**Task directions:** Extract every entry word for word. Skip the pictures.
────
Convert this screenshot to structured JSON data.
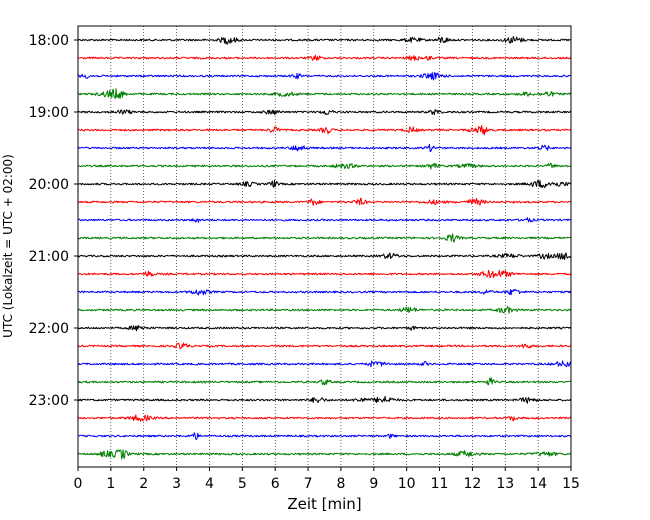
{
  "chart_data": {
    "type": "line",
    "xlabel": "Zeit  [min]",
    "ylabel": "UTC (Lokalzeit = UTC + 02:00)",
    "xlim": [
      0,
      15
    ],
    "x_ticks": [
      "0",
      "1",
      "2",
      "3",
      "4",
      "5",
      "6",
      "7",
      "8",
      "9",
      "10",
      "11",
      "12",
      "13",
      "14",
      "15"
    ],
    "y_ticks": [
      "18:00",
      "19:00",
      "20:00",
      "21:00",
      "22:00",
      "23:00"
    ],
    "grid": "vertical dotted",
    "trace_minutes": 15,
    "traces_per_hour": 4,
    "trace_colors": [
      "#000000",
      "#ff0000",
      "#0000ff",
      "#007f00"
    ],
    "traces": [
      {
        "start": "18:00",
        "color": "#000000"
      },
      {
        "start": "18:15",
        "color": "#ff0000"
      },
      {
        "start": "18:30",
        "color": "#0000ff"
      },
      {
        "start": "18:45",
        "color": "#007f00"
      },
      {
        "start": "19:00",
        "color": "#000000"
      },
      {
        "start": "19:15",
        "color": "#ff0000"
      },
      {
        "start": "19:30",
        "color": "#0000ff"
      },
      {
        "start": "19:45",
        "color": "#007f00"
      },
      {
        "start": "20:00",
        "color": "#000000"
      },
      {
        "start": "20:15",
        "color": "#ff0000"
      },
      {
        "start": "20:30",
        "color": "#0000ff"
      },
      {
        "start": "20:45",
        "color": "#007f00"
      },
      {
        "start": "21:00",
        "color": "#000000"
      },
      {
        "start": "21:15",
        "color": "#ff0000"
      },
      {
        "start": "21:30",
        "color": "#0000ff"
      },
      {
        "start": "21:45",
        "color": "#007f00"
      },
      {
        "start": "22:00",
        "color": "#000000"
      },
      {
        "start": "22:15",
        "color": "#ff0000"
      },
      {
        "start": "22:30",
        "color": "#0000ff"
      },
      {
        "start": "22:45",
        "color": "#007f00"
      },
      {
        "start": "23:00",
        "color": "#000000"
      },
      {
        "start": "23:15",
        "color": "#ff0000"
      },
      {
        "start": "23:30",
        "color": "#0000ff"
      },
      {
        "start": "23:45",
        "color": "#007f00"
      }
    ]
  }
}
────
**Result below:**
Convert this screenshot to structured JSON data.
{
  "chart_data": {
    "type": "line",
    "xlabel": "Zeit  [min]",
    "ylabel": "UTC (Lokalzeit = UTC + 02:00)",
    "xlim": [
      0,
      15
    ],
    "x_ticks": [
      "0",
      "1",
      "2",
      "3",
      "4",
      "5",
      "6",
      "7",
      "8",
      "9",
      "10",
      "11",
      "12",
      "13",
      "14",
      "15"
    ],
    "y_ticks": [
      "18:00",
      "19:00",
      "20:00",
      "21:00",
      "22:00",
      "23:00"
    ],
    "grid": "vertical dotted",
    "trace_minutes": 15,
    "traces_per_hour": 4,
    "trace_colors": [
      "#000000",
      "#ff0000",
      "#0000ff",
      "#007f00"
    ],
    "traces": [
      {
        "start": "18:00",
        "color": "#000000"
      },
      {
        "start": "18:15",
        "color": "#ff0000"
      },
      {
        "start": "18:30",
        "color": "#0000ff"
      },
      {
        "start": "18:45",
        "color": "#007f00"
      },
      {
        "start": "19:00",
        "color": "#000000"
      },
      {
        "start": "19:15",
        "color": "#ff0000"
      },
      {
        "start": "19:30",
        "color": "#0000ff"
      },
      {
        "start": "19:45",
        "color": "#007f00"
      },
      {
        "start": "20:00",
        "color": "#000000"
      },
      {
        "start": "20:15",
        "color": "#ff0000"
      },
      {
        "start": "20:30",
        "color": "#0000ff"
      },
      {
        "start": "20:45",
        "color": "#007f00"
      },
      {
        "start": "21:00",
        "color": "#000000"
      },
      {
        "start": "21:15",
        "color": "#ff0000"
      },
      {
        "start": "21:30",
        "color": "#0000ff"
      },
      {
        "start": "21:45",
        "color": "#007f00"
      },
      {
        "start": "22:00",
        "color": "#000000"
      },
      {
        "start": "22:15",
        "color": "#ff0000"
      },
      {
        "start": "22:30",
        "color": "#0000ff"
      },
      {
        "start": "22:45",
        "color": "#007f00"
      },
      {
        "start": "23:00",
        "color": "#000000"
      },
      {
        "start": "23:15",
        "color": "#ff0000"
      },
      {
        "start": "23:30",
        "color": "#0000ff"
      },
      {
        "start": "23:45",
        "color": "#007f00"
      }
    ]
  }
}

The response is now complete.